◆ Dataset entries:
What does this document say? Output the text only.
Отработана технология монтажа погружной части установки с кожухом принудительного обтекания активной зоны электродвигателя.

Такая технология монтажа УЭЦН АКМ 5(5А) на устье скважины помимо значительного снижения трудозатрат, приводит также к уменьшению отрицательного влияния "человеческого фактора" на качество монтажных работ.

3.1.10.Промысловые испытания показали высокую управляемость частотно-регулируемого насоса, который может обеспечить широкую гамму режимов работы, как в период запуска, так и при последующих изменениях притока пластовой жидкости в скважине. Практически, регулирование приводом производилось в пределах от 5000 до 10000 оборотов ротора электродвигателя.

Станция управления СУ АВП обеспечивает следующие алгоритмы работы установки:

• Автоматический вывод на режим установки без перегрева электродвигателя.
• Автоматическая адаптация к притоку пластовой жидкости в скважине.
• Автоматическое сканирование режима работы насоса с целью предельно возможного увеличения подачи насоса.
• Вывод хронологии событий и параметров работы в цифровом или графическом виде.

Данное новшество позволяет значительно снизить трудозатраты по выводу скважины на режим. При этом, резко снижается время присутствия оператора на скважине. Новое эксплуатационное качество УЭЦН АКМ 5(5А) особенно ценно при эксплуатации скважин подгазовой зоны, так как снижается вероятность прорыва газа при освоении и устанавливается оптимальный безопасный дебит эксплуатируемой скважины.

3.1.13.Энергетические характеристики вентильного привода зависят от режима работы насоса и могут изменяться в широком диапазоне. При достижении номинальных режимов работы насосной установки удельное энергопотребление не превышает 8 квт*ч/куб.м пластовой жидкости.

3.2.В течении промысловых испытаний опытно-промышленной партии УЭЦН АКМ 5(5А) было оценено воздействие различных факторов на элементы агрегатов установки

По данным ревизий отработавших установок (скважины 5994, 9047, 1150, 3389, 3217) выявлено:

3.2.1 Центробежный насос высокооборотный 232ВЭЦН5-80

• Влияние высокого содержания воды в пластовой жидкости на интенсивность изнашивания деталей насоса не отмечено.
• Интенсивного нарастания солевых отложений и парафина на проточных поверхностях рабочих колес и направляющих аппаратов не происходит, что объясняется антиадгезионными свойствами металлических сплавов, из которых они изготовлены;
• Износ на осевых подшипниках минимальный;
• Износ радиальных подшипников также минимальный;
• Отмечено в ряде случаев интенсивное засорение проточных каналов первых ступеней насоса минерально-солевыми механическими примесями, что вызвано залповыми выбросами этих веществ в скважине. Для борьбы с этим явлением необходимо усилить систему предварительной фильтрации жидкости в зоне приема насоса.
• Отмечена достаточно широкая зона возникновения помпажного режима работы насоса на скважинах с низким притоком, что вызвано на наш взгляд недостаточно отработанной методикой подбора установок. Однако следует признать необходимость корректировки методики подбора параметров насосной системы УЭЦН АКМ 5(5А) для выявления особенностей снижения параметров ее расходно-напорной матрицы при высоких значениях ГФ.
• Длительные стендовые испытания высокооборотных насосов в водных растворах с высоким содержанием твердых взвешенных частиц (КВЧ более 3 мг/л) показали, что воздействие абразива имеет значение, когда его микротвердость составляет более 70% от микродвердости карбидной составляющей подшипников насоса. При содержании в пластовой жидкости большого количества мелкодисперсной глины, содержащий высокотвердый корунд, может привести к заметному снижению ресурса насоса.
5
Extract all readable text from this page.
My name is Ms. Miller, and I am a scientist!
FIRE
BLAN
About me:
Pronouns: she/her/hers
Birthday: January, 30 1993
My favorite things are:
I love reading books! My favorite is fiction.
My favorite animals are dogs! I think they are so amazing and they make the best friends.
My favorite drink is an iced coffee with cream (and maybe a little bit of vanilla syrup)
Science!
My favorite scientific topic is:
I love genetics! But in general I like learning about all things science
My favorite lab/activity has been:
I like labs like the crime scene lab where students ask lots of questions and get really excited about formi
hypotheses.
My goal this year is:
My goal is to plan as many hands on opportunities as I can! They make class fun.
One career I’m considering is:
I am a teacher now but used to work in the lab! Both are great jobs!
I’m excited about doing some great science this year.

◆ What is required:
Exactly reproduce the material above.

◆ Full answer:
What does this document say? Output the text only.
Отработана технология монтажа погружной части установки с кожухом принудительного обтекания активной зоны электродвигателя.

Такая технология монтажа УЭЦН АКМ 5(5А) на устье скважины помимо значительного снижения трудозатрат, приводит также к уменьшению отрицательного влияния "человеческого фактора" на качество монтажных работ.

3.1.10.Промысловые испытания показали высокую управляемость частотно-регулируемого насоса, который может обеспечить широкую гамму режимов работы, как в период запуска, так и при последующих изменениях притока пластовой жидкости в скважине. Практически, регулирование приводом производилось в пределах от 5000 до 10000 оборотов ротора электродвигателя.

Станция управления СУ АВП обеспечивает следующие алгоритмы работы установки:

• Автоматический вывод на режим установки без перегрева электродвигателя.
• Автоматическая адаптация к притоку пластовой жидкости в скважине.
• Автоматическое сканирование режима работы насоса с целью предельно возможного увеличения подачи насоса.
• Вывод хронологии событий и параметров работы в цифровом или графическом виде.

Данное новшество позволяет значительно снизить трудозатраты по выводу скважины на режим. При этом, резко снижается время присутствия оператора на скважине. Новое эксплуатационное качество УЭЦН АКМ 5(5А) особенно ценно при эксплуатации скважин подгазовой зоны, так как снижается вероятность прорыва газа при освоении и устанавливается оптимальный безопасный дебит эксплуатируемой скважины.

3.1.13.Энергетические характеристики вентильного привода зависят от режима работы насоса и могут изменяться в широком диапазоне. При достижении номинальных режимов работы насосной установки удельное энергопотребление не превышает 8 квт*ч/куб.м пластовой жидкости.

3.2.В течении промысловых испытаний опытно-промышленной партии УЭЦН АКМ 5(5А) было оценено воздействие различных факторов на элементы агрегатов установки

По данным ревизий отработавших установок (скважины 5994, 9047, 1150, 3389, 3217) выявлено:

3.2.1 Центробежный насос высокооборотный 232ВЭЦН5-80

• Влияние высокого содержания воды в пластовой жидкости на интенсивность изнашивания деталей насоса не отмечено.
• Интенсивного нарастания солевых отложений и парафина на проточных поверхностях рабочих колес и направляющих аппаратов не происходит, что объясняется антиадгезионными свойствами металлических сплавов, из которых они изготовлены;
• Износ на осевых подшипниках минимальный;
• Износ радиальных подшипников также минимальный;
• Отмечено в ряде случаев интенсивное засорение проточных каналов первых ступеней насоса минерально-солевыми механическими примесями, что вызвано залповыми выбросами этих веществ в скважине. Для борьбы с этим явлением необходимо усилить систему предварительной фильтрации жидкости в зоне приема насоса.
• Отмечена достаточно широкая зона возникновения помпажного режима работы насоса на скважинах с низким притоком, что вызвано на наш взгляд недостаточно отработанной методикой подбора установок. Однако следует признать необходимость корректировки методики подбора параметров насосной системы УЭЦН АКМ 5(5А) для выявления особенностей снижения параметров ее расходно-напорной матрицы при высоких значениях ГФ.
• Длительные стендовые испытания высокооборотных насосов в водных растворах с высоким содержанием твердых взвешенных частиц (КВЧ более 3 мг/л) показали, что воздействие абразива имеет значение, когда его микротвердость составляет более 70% от микродвердости карбидной составляющей подшипников насоса. При содержании в пластовой жидкости большого количества мелкодисперсной глины, содержащий высокотвердый корунд, может привести к заметному снижению ресурса насоса.
5
Extract all readable text from this page.
My name is Ms. Miller, and I am a scientist!
FIRE
BLAN
About me:
Pronouns: she/her/hers
Birthday: January, 30 1993
My favorite things are:
I love reading books! My favorite is fiction.
My favorite animals are dogs! I think they are so amazing and they make the best friends.
My favorite drink is an iced coffee with cream (and maybe a little bit of vanilla syrup)
Science!
My favorite scientific topic is:
I love genetics! But in general I like learning about all things science
My favorite lab/activity has been:
I like labs like the crime scene lab where students ask lots of questions and get really excited about formi
hypotheses.
My goal this year is:
My goal is to plan as many hands on opportunities as I can! They make class fun.
One career I’m considering is:
I am a teacher now but used to work in the lab! Both are great jobs!
I’m excited about doing some great science this year.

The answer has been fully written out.